-- start --
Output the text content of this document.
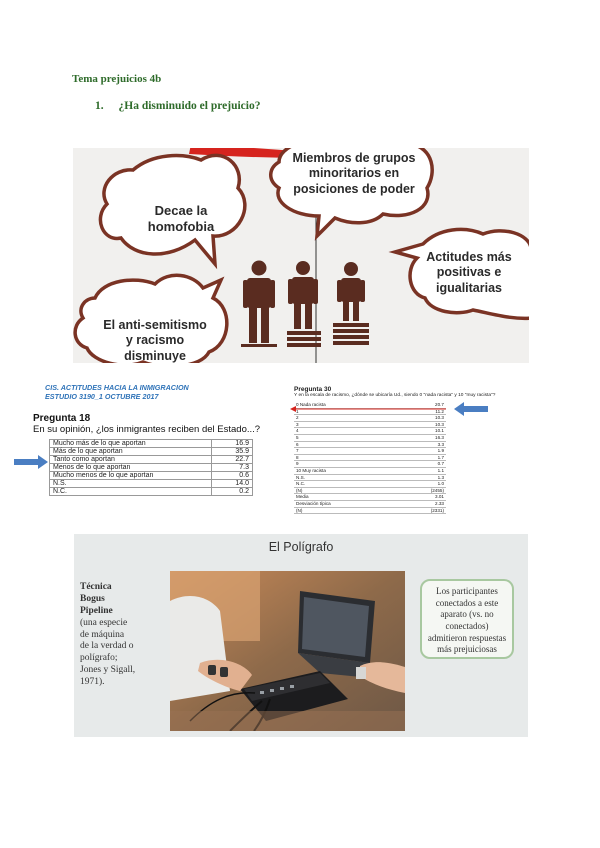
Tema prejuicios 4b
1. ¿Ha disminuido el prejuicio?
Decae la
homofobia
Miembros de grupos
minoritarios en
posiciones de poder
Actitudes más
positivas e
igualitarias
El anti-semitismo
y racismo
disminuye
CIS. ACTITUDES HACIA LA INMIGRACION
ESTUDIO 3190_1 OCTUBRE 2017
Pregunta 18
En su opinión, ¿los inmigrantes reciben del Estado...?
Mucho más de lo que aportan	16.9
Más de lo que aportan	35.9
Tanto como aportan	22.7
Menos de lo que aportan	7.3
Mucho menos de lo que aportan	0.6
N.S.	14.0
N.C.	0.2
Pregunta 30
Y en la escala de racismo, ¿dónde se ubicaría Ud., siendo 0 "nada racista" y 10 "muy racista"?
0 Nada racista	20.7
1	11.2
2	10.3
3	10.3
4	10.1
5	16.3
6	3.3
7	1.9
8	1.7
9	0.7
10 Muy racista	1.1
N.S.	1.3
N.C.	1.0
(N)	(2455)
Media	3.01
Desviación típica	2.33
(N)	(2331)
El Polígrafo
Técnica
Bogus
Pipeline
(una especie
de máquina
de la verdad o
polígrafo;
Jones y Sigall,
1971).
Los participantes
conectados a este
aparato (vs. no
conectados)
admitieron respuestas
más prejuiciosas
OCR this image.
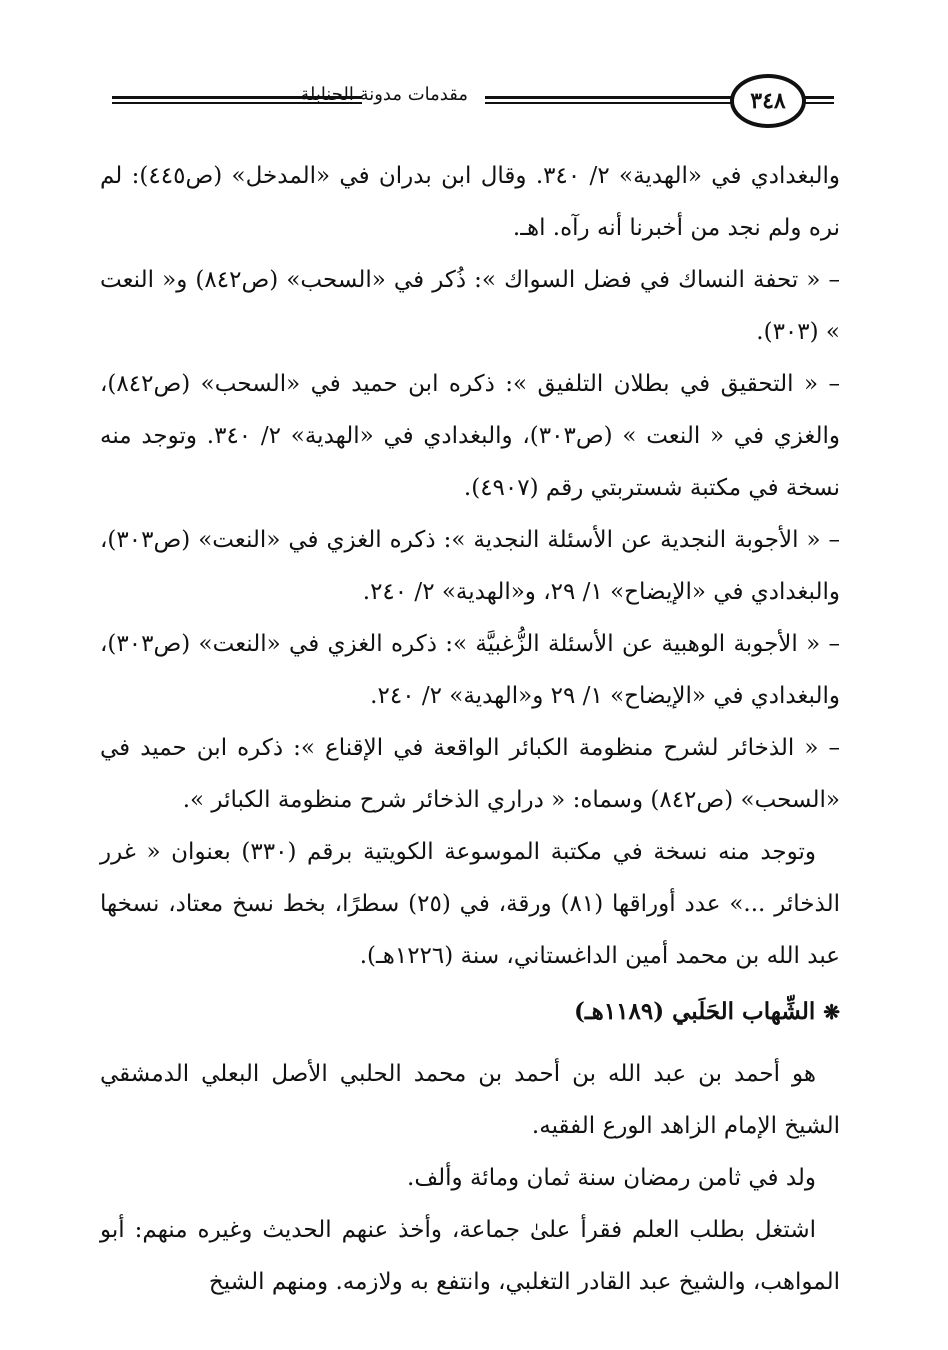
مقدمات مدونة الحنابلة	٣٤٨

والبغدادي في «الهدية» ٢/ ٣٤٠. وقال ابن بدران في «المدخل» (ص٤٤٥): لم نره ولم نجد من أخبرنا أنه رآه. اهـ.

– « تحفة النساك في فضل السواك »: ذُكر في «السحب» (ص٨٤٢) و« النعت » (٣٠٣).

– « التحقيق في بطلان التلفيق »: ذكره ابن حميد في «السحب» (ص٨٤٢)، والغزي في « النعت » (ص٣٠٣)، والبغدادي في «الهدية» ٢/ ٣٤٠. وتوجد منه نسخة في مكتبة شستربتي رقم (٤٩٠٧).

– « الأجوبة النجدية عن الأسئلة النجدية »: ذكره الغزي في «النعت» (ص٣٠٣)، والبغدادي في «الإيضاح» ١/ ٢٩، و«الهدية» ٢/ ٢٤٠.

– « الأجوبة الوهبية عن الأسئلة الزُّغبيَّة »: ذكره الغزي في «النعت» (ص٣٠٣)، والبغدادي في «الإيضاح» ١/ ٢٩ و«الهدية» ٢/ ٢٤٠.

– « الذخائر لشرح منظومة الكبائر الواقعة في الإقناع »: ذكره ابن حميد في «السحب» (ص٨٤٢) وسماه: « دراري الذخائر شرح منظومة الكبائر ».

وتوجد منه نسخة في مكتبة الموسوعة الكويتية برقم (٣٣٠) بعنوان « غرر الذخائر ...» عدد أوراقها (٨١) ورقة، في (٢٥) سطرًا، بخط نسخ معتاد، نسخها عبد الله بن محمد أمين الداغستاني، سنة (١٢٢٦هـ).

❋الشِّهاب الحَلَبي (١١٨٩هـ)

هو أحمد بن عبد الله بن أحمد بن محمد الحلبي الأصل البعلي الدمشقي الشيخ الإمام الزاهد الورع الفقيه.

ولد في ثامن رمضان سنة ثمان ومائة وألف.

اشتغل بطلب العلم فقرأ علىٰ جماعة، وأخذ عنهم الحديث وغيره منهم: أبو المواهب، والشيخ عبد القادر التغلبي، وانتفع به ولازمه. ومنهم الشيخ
-- end --
▸ Do this
State the count of lines in the data holding the word "حميد", adding nothing to it.

▸ Exercise result
2